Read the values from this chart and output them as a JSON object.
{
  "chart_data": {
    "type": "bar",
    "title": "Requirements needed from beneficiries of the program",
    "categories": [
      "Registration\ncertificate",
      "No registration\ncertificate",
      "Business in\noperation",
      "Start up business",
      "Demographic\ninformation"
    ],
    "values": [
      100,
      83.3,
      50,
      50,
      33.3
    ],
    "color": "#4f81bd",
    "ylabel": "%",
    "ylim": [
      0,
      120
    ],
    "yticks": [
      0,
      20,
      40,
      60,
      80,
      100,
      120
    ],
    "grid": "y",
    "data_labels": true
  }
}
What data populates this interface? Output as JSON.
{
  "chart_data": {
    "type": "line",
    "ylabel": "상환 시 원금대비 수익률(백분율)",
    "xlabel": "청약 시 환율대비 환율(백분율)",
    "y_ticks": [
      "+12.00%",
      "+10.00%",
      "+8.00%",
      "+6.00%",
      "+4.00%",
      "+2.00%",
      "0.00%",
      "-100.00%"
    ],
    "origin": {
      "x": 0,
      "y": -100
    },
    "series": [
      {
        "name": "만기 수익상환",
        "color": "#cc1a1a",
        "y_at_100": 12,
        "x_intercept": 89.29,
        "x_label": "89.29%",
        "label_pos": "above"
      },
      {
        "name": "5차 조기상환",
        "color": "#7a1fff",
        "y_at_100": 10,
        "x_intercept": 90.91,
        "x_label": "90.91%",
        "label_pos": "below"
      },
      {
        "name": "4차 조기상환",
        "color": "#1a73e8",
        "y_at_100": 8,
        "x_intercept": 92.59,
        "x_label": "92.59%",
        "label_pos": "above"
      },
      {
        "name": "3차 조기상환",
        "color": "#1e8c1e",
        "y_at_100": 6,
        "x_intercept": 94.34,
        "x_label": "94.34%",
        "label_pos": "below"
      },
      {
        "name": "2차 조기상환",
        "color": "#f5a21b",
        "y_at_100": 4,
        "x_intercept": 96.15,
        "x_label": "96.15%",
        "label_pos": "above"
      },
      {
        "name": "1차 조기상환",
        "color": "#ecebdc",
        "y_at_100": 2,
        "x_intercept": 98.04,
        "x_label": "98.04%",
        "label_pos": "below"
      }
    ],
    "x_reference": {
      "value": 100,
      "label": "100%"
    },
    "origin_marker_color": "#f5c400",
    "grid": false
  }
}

# WHAT THIS TASK INVOLVES:
Copy out every entry again, exactly as it was given.

# REPLY TO THE TASK:
Read the values from this chart and output them as a JSON object.
{
  "chart_data": {
    "type": "bar",
    "title": "Requirements needed from beneficiries of the program",
    "categories": [
      "Registration\ncertificate",
      "No registration\ncertificate",
      "Business in\noperation",
      "Start up business",
      "Demographic\ninformation"
    ],
    "values": [
      100,
      83.3,
      50,
      50,
      33.3
    ],
    "color": "#4f81bd",
    "ylabel": "%",
    "ylim": [
      0,
      120
    ],
    "yticks": [
      0,
      20,
      40,
      60,
      80,
      100,
      120
    ],
    "grid": "y",
    "data_labels": true
  }
}
What data populates this interface? Output as JSON.
{
  "chart_data": {
    "type": "line",
    "ylabel": "상환 시 원금대비 수익률(백분율)",
    "xlabel": "청약 시 환율대비 환율(백분율)",
    "y_ticks": [
      "+12.00%",
      "+10.00%",
      "+8.00%",
      "+6.00%",
      "+4.00%",
      "+2.00%",
      "0.00%",
      "-100.00%"
    ],
    "origin": {
      "x": 0,
      "y": -100
    },
    "series": [
      {
        "name": "만기 수익상환",
        "color": "#cc1a1a",
        "y_at_100": 12,
        "x_intercept": 89.29,
        "x_label": "89.29%",
        "label_pos": "above"
      },
      {
        "name": "5차 조기상환",
        "color": "#7a1fff",
        "y_at_100": 10,
        "x_intercept": 90.91,
        "x_label": "90.91%",
        "label_pos": "below"
      },
      {
        "name": "4차 조기상환",
        "color": "#1a73e8",
        "y_at_100": 8,
        "x_intercept": 92.59,
        "x_label": "92.59%",
        "label_pos": "above"
      },
      {
        "name": "3차 조기상환",
        "color": "#1e8c1e",
        "y_at_100": 6,
        "x_intercept": 94.34,
        "x_label": "94.34%",
        "label_pos": "below"
      },
      {
        "name": "2차 조기상환",
        "color": "#f5a21b",
        "y_at_100": 4,
        "x_intercept": 96.15,
        "x_label": "96.15%",
        "label_pos": "above"
      },
      {
        "name": "1차 조기상환",
        "color": "#ecebdc",
        "y_at_100": 2,
        "x_intercept": 98.04,
        "x_label": "98.04%",
        "label_pos": "below"
      }
    ],
    "x_reference": {
      "value": 100,
      "label": "100%"
    },
    "origin_marker_color": "#f5c400",
    "grid": false
  }
}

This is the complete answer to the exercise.